▶ The problem
Pull out every line with the word "Velocity" from the entries below.

▶ Supplied data
— BEGIN —
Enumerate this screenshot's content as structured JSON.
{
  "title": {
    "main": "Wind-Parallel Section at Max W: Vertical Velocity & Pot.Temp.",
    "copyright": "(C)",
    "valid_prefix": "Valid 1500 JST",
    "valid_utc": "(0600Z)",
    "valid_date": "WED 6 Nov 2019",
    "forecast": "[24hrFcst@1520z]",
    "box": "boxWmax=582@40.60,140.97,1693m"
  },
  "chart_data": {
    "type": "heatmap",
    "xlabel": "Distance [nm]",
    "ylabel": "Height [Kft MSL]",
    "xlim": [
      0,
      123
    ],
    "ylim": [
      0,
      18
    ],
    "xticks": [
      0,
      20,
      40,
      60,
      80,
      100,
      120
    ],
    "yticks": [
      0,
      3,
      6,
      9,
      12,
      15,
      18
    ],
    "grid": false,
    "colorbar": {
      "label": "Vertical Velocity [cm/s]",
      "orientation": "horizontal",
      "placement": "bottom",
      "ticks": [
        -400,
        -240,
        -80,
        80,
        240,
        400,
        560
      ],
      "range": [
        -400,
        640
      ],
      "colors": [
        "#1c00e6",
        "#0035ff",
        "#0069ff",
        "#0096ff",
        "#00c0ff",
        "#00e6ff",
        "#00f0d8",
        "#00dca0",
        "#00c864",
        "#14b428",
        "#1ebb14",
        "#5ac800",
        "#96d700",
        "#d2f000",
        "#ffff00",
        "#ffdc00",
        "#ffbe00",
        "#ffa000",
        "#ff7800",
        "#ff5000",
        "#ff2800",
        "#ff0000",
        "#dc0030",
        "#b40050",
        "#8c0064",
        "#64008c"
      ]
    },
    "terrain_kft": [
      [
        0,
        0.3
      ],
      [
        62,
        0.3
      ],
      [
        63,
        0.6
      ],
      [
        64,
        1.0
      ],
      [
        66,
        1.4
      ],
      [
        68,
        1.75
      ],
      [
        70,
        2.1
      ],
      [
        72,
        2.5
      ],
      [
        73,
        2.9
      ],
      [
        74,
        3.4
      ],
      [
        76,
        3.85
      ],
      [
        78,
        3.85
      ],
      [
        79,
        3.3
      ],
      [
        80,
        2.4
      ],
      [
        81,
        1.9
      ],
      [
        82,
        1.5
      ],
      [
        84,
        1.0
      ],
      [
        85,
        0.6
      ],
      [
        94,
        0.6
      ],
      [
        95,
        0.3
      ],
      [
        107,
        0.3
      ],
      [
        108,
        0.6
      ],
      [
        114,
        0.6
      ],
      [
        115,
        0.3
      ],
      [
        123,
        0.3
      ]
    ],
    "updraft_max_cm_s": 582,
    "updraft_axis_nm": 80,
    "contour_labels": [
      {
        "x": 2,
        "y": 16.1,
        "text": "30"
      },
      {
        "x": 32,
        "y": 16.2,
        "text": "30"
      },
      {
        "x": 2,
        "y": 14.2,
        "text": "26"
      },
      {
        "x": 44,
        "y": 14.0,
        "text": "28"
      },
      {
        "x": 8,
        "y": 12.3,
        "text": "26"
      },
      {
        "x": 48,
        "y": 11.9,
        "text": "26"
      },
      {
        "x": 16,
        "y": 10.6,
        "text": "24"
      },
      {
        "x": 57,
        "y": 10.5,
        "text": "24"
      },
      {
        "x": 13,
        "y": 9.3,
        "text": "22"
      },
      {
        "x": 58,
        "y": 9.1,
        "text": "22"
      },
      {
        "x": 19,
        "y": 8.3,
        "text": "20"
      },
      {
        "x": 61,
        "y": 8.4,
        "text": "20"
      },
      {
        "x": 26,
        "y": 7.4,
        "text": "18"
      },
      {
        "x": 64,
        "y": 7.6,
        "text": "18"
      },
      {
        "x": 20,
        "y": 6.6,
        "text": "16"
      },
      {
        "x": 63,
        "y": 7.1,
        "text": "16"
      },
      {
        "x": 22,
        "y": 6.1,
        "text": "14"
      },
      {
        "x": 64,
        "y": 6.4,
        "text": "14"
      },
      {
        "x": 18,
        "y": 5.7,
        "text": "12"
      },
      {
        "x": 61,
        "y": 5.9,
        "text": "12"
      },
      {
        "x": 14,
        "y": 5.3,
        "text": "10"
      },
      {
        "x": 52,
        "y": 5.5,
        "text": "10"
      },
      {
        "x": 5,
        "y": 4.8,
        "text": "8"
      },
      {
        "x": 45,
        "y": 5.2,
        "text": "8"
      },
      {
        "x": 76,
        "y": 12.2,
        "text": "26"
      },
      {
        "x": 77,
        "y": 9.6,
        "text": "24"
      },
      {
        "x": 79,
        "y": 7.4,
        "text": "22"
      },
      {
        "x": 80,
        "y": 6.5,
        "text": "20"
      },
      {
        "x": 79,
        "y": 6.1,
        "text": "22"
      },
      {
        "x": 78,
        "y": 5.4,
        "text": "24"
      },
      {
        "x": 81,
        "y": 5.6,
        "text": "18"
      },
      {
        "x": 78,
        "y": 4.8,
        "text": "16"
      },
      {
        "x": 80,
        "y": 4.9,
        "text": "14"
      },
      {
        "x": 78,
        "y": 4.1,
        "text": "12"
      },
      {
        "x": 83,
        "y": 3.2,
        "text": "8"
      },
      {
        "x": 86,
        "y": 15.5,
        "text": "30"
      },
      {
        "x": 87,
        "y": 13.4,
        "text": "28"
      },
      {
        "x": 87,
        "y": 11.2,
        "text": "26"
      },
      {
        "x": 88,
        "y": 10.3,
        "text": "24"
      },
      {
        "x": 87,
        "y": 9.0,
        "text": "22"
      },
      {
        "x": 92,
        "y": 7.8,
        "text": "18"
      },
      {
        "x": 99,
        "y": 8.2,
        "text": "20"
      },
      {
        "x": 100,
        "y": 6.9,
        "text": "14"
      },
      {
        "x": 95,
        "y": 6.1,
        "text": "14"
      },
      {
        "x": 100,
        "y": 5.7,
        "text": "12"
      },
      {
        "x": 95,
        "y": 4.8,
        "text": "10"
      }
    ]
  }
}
— END —
▶ Solution
    "main": "Wind-Parallel Section at Max W: Vertical Velocity & Pot.Temp.",
      "label": "Vertical Velocity [cm/s]",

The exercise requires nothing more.